» Short task
Please give the count of lines holding the string "date" and nothing besides.

» Stored entries
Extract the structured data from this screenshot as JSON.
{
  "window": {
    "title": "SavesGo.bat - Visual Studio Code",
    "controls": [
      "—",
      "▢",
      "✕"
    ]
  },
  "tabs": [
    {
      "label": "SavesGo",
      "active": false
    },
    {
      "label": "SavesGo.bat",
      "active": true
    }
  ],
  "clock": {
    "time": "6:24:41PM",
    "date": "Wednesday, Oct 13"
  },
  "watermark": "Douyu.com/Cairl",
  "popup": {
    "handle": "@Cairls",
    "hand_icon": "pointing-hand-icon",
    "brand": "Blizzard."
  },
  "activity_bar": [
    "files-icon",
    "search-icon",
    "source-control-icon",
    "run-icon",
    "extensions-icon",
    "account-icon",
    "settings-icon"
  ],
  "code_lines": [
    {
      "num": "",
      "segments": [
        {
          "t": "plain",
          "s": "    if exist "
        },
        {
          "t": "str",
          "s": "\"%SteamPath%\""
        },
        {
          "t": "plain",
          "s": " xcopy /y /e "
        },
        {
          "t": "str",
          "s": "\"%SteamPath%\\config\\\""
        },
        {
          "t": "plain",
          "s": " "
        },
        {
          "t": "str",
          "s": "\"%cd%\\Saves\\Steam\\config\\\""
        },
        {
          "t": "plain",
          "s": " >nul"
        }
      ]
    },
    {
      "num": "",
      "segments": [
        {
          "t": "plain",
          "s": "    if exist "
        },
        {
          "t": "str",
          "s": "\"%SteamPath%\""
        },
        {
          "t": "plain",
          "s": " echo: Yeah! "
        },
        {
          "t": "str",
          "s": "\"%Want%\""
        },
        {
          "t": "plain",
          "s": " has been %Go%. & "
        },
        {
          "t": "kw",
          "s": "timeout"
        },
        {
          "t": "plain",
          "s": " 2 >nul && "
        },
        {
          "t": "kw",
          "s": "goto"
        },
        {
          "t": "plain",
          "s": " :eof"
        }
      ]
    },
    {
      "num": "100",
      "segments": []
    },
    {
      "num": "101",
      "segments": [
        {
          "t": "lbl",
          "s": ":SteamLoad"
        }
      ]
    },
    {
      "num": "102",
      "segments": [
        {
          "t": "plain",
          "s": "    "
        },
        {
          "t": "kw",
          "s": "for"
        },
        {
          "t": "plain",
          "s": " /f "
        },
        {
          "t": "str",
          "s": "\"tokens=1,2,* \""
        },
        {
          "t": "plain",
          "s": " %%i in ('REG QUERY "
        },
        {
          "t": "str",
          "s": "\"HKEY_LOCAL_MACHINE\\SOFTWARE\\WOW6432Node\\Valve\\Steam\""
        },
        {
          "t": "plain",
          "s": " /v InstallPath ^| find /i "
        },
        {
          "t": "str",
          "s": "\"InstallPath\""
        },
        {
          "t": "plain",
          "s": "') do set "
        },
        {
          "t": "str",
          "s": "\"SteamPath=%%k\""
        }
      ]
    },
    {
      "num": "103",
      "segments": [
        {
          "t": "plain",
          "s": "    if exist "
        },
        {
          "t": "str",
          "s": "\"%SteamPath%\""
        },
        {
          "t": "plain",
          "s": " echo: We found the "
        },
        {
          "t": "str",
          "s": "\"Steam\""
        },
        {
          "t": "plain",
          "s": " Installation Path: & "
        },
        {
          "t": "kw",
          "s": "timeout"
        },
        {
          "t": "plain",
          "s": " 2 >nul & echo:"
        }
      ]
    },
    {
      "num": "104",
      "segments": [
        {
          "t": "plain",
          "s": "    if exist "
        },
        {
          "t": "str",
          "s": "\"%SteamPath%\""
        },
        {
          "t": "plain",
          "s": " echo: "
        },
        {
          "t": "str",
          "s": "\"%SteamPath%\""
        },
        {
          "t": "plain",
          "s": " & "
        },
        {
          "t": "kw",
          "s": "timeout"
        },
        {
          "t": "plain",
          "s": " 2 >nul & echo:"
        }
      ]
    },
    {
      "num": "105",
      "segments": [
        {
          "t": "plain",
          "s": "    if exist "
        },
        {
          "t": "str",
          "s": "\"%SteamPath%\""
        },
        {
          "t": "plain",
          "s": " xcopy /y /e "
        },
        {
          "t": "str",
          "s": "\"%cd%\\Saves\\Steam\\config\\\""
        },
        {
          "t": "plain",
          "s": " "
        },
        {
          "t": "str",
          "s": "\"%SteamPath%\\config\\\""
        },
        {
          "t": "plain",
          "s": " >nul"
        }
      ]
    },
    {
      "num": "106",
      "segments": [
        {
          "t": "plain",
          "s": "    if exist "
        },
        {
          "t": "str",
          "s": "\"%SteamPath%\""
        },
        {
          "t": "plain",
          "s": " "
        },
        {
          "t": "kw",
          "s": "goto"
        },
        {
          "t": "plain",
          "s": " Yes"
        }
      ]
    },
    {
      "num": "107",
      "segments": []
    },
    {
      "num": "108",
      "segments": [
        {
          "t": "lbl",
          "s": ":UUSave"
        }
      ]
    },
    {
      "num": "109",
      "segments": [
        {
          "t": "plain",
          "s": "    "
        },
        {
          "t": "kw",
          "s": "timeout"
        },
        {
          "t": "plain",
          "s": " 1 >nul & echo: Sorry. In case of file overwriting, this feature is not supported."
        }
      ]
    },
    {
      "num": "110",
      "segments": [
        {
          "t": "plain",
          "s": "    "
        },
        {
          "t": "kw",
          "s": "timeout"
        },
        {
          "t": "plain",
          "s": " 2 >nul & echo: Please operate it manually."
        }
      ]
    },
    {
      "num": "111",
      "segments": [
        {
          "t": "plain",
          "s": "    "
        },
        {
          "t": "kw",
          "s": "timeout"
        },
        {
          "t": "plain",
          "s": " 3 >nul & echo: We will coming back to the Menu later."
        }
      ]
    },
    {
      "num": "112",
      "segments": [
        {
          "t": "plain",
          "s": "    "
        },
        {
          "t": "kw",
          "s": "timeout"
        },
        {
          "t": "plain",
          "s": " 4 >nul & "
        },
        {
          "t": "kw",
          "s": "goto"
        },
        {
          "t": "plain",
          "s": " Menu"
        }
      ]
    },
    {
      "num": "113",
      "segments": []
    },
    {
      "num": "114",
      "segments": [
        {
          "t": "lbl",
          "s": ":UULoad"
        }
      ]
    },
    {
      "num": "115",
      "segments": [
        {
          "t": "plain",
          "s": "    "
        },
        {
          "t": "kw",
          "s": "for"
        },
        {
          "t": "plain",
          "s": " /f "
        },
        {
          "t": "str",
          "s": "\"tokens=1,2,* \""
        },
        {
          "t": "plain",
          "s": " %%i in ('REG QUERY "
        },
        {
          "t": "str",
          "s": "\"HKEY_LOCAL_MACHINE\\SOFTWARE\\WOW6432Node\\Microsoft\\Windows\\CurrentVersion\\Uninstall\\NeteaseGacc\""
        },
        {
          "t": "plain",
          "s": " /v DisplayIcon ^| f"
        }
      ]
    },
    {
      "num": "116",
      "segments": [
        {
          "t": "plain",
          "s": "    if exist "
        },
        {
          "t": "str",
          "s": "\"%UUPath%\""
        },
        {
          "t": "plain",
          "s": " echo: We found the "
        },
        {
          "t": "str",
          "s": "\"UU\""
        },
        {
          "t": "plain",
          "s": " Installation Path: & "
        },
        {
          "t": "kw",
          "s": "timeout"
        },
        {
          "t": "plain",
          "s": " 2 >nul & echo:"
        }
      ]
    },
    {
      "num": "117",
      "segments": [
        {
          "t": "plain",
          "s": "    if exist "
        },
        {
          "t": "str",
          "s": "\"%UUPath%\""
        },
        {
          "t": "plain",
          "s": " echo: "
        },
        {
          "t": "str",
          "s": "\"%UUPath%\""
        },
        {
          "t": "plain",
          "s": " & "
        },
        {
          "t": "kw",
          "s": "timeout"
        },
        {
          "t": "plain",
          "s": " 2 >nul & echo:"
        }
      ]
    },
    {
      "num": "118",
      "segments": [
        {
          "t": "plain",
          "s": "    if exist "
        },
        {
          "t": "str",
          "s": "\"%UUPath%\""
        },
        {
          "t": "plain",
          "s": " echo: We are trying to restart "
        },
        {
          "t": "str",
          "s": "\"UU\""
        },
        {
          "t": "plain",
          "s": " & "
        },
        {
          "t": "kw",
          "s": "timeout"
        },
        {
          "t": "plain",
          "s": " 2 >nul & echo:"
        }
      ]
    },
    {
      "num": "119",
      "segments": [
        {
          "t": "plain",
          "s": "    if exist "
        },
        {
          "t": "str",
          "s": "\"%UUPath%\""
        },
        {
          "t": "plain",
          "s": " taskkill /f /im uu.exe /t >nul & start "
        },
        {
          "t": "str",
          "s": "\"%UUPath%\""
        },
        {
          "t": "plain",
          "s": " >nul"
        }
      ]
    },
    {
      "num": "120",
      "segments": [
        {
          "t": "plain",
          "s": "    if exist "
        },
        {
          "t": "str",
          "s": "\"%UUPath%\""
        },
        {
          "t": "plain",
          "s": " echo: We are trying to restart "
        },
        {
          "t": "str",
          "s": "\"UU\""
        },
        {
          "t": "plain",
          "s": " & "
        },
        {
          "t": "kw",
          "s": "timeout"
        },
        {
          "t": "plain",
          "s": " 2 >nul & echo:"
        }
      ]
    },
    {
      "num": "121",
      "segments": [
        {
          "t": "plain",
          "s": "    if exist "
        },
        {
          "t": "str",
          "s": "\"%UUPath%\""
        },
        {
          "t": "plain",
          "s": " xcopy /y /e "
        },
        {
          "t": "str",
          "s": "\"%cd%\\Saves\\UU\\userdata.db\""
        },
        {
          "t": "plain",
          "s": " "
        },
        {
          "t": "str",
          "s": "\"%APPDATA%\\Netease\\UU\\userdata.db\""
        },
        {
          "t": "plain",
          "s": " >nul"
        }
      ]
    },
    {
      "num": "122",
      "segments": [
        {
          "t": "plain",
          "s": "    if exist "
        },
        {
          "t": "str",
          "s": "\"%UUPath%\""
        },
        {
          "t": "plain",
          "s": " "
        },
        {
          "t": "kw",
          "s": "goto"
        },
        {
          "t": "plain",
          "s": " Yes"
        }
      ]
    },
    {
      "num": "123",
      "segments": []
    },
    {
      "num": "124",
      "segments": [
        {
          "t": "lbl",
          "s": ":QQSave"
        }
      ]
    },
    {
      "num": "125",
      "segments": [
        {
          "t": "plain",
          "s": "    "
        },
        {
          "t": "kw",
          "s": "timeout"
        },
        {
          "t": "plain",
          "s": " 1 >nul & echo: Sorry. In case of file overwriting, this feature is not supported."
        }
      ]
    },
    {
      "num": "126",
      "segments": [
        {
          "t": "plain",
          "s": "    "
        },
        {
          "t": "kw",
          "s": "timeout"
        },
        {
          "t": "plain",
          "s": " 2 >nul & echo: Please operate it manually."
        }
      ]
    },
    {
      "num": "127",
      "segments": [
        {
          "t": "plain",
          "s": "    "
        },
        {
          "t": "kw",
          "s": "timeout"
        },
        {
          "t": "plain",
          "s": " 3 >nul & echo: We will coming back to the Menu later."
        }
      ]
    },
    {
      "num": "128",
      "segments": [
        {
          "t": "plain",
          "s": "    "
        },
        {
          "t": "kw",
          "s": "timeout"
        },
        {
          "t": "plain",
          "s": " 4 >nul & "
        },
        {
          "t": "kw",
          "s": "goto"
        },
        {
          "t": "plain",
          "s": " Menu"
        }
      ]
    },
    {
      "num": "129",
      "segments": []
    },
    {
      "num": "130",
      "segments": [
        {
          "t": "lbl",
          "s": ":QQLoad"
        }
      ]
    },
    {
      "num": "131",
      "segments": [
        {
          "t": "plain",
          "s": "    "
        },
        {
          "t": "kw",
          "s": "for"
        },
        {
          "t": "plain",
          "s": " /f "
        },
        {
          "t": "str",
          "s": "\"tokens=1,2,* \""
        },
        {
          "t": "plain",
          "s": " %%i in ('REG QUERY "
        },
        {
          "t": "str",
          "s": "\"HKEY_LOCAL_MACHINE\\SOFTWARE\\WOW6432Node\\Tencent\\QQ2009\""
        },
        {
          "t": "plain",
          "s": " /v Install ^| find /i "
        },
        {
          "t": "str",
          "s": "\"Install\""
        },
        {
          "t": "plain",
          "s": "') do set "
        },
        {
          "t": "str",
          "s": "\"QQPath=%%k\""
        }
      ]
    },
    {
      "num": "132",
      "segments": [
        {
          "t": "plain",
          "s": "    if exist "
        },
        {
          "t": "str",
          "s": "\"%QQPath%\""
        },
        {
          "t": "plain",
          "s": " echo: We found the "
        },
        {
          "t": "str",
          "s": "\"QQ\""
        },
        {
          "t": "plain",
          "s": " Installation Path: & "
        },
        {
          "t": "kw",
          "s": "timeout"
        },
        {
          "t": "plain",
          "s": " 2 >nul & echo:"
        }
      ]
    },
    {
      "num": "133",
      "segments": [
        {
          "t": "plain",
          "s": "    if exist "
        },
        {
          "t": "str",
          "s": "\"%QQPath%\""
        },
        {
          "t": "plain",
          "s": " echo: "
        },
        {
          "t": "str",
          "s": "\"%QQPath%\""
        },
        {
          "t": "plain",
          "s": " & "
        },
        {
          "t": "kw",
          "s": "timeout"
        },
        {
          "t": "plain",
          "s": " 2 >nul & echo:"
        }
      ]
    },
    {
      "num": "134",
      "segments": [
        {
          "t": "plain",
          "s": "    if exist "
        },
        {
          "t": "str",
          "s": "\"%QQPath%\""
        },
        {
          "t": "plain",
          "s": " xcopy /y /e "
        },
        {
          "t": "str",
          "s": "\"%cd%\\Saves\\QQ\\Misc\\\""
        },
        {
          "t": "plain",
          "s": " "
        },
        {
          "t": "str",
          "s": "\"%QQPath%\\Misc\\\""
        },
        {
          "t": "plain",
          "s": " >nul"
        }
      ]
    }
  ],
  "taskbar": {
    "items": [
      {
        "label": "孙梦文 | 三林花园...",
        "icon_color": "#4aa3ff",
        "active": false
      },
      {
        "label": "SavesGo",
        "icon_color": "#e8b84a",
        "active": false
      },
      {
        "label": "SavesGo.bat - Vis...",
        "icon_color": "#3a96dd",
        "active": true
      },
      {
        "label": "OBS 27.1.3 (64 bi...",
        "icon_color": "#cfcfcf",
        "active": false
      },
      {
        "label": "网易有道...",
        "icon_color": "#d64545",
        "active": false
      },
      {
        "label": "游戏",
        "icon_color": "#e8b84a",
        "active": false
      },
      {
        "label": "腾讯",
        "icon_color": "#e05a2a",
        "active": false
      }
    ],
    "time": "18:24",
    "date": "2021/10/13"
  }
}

» Answer for the task
2